>> Start PROVIDED RECORDS
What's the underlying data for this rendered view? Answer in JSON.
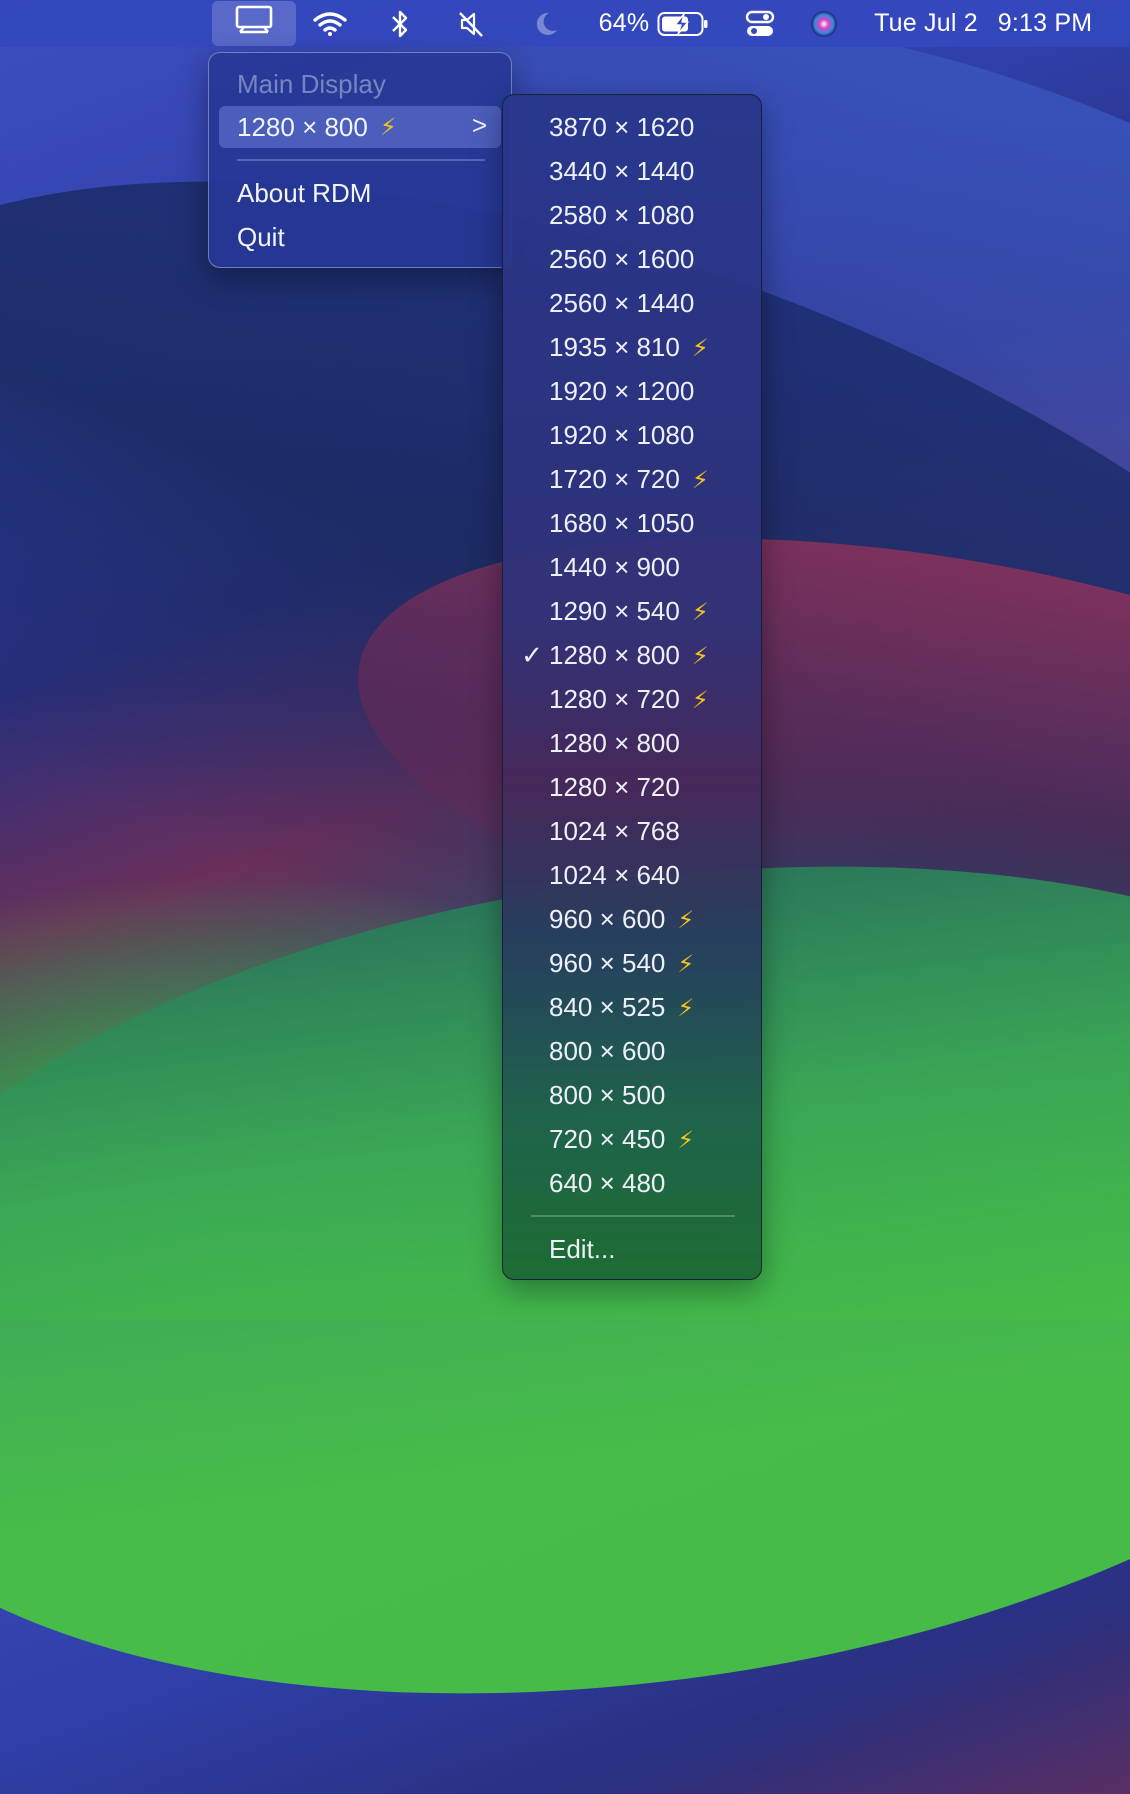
{
  "menubar": {
    "icons": [
      {
        "name": "display-icon"
      },
      {
        "name": "wifi-icon"
      },
      {
        "name": "bluetooth-icon"
      },
      {
        "name": "mute-icon"
      },
      {
        "name": "moon-icon"
      }
    ],
    "battery_percent": "64%",
    "date": "Tue Jul 2",
    "time": "9:13 PM"
  },
  "main_menu": {
    "header": "Main Display",
    "current_resolution": "1280 × 800",
    "current_bolt": "⚡",
    "chevron": ">",
    "about": "About RDM",
    "quit": "Quit"
  },
  "submenu": {
    "items": [
      {
        "label": "3870 × 1620",
        "bolt": "",
        "check": ""
      },
      {
        "label": "3440 × 1440",
        "bolt": "",
        "check": ""
      },
      {
        "label": "2580 × 1080",
        "bolt": "",
        "check": ""
      },
      {
        "label": "2560 × 1600",
        "bolt": "",
        "check": ""
      },
      {
        "label": "2560 × 1440",
        "bolt": "",
        "check": ""
      },
      {
        "label": "1935 × 810",
        "bolt": "⚡",
        "check": ""
      },
      {
        "label": "1920 × 1200",
        "bolt": "",
        "check": ""
      },
      {
        "label": "1920 × 1080",
        "bolt": "",
        "check": ""
      },
      {
        "label": "1720 × 720",
        "bolt": "⚡",
        "check": ""
      },
      {
        "label": "1680 × 1050",
        "bolt": "",
        "check": ""
      },
      {
        "label": "1440 × 900",
        "bolt": "",
        "check": ""
      },
      {
        "label": "1290 × 540",
        "bolt": "⚡",
        "check": ""
      },
      {
        "label": "1280 × 800",
        "bolt": "⚡",
        "check": "✓"
      },
      {
        "label": "1280 × 720",
        "bolt": "⚡",
        "check": ""
      },
      {
        "label": "1280 × 800",
        "bolt": "",
        "check": ""
      },
      {
        "label": "1280 × 720",
        "bolt": "",
        "check": ""
      },
      {
        "label": "1024 × 768",
        "bolt": "",
        "check": ""
      },
      {
        "label": "1024 × 640",
        "bolt": "",
        "check": ""
      },
      {
        "label": "960 × 600",
        "bolt": "⚡",
        "check": ""
      },
      {
        "label": "960 × 540",
        "bolt": "⚡",
        "check": ""
      },
      {
        "label": "840 × 525",
        "bolt": "⚡",
        "check": ""
      },
      {
        "label": "800 × 600",
        "bolt": "",
        "check": ""
      },
      {
        "label": "800 × 500",
        "bolt": "",
        "check": ""
      },
      {
        "label": "720 × 450",
        "bolt": "⚡",
        "check": ""
      },
      {
        "label": "640 × 480",
        "bolt": "",
        "check": ""
      }
    ],
    "edit": "Edit..."
  }
}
>> End PROVIDED RECORDS
=== WRITTEN INSTRUCTION ===
Would you return the data exactly as written, without the pictures?

=== COMPLETED TASK ===
What's the underlying data for this rendered view? Answer in JSON.
{
  "menubar": {
    "icons": [
      {
        "name": "display-icon"
      },
      {
        "name": "wifi-icon"
      },
      {
        "name": "bluetooth-icon"
      },
      {
        "name": "mute-icon"
      },
      {
        "name": "moon-icon"
      }
    ],
    "battery_percent": "64%",
    "date": "Tue Jul 2",
    "time": "9:13 PM"
  },
  "main_menu": {
    "header": "Main Display",
    "current_resolution": "1280 × 800",
    "current_bolt": "⚡",
    "chevron": ">",
    "about": "About RDM",
    "quit": "Quit"
  },
  "submenu": {
    "items": [
      {
        "label": "3870 × 1620",
        "bolt": "",
        "check": ""
      },
      {
        "label": "3440 × 1440",
        "bolt": "",
        "check": ""
      },
      {
        "label": "2580 × 1080",
        "bolt": "",
        "check": ""
      },
      {
        "label": "2560 × 1600",
        "bolt": "",
        "check": ""
      },
      {
        "label": "2560 × 1440",
        "bolt": "",
        "check": ""
      },
      {
        "label": "1935 × 810",
        "bolt": "⚡",
        "check": ""
      },
      {
        "label": "1920 × 1200",
        "bolt": "",
        "check": ""
      },
      {
        "label": "1920 × 1080",
        "bolt": "",
        "check": ""
      },
      {
        "label": "1720 × 720",
        "bolt": "⚡",
        "check": ""
      },
      {
        "label": "1680 × 1050",
        "bolt": "",
        "check": ""
      },
      {
        "label": "1440 × 900",
        "bolt": "",
        "check": ""
      },
      {
        "label": "1290 × 540",
        "bolt": "⚡",
        "check": ""
      },
      {
        "label": "1280 × 800",
        "bolt": "⚡",
        "check": "✓"
      },
      {
        "label": "1280 × 720",
        "bolt": "⚡",
        "check": ""
      },
      {
        "label": "1280 × 800",
        "bolt": "",
        "check": ""
      },
      {
        "label": "1280 × 720",
        "bolt": "",
        "check": ""
      },
      {
        "label": "1024 × 768",
        "bolt": "",
        "check": ""
      },
      {
        "label": "1024 × 640",
        "bolt": "",
        "check": ""
      },
      {
        "label": "960 × 600",
        "bolt": "⚡",
        "check": ""
      },
      {
        "label": "960 × 540",
        "bolt": "⚡",
        "check": ""
      },
      {
        "label": "840 × 525",
        "bolt": "⚡",
        "check": ""
      },
      {
        "label": "800 × 600",
        "bolt": "",
        "check": ""
      },
      {
        "label": "800 × 500",
        "bolt": "",
        "check": ""
      },
      {
        "label": "720 × 450",
        "bolt": "⚡",
        "check": ""
      },
      {
        "label": "640 × 480",
        "bolt": "",
        "check": ""
      }
    ],
    "edit": "Edit..."
  }
}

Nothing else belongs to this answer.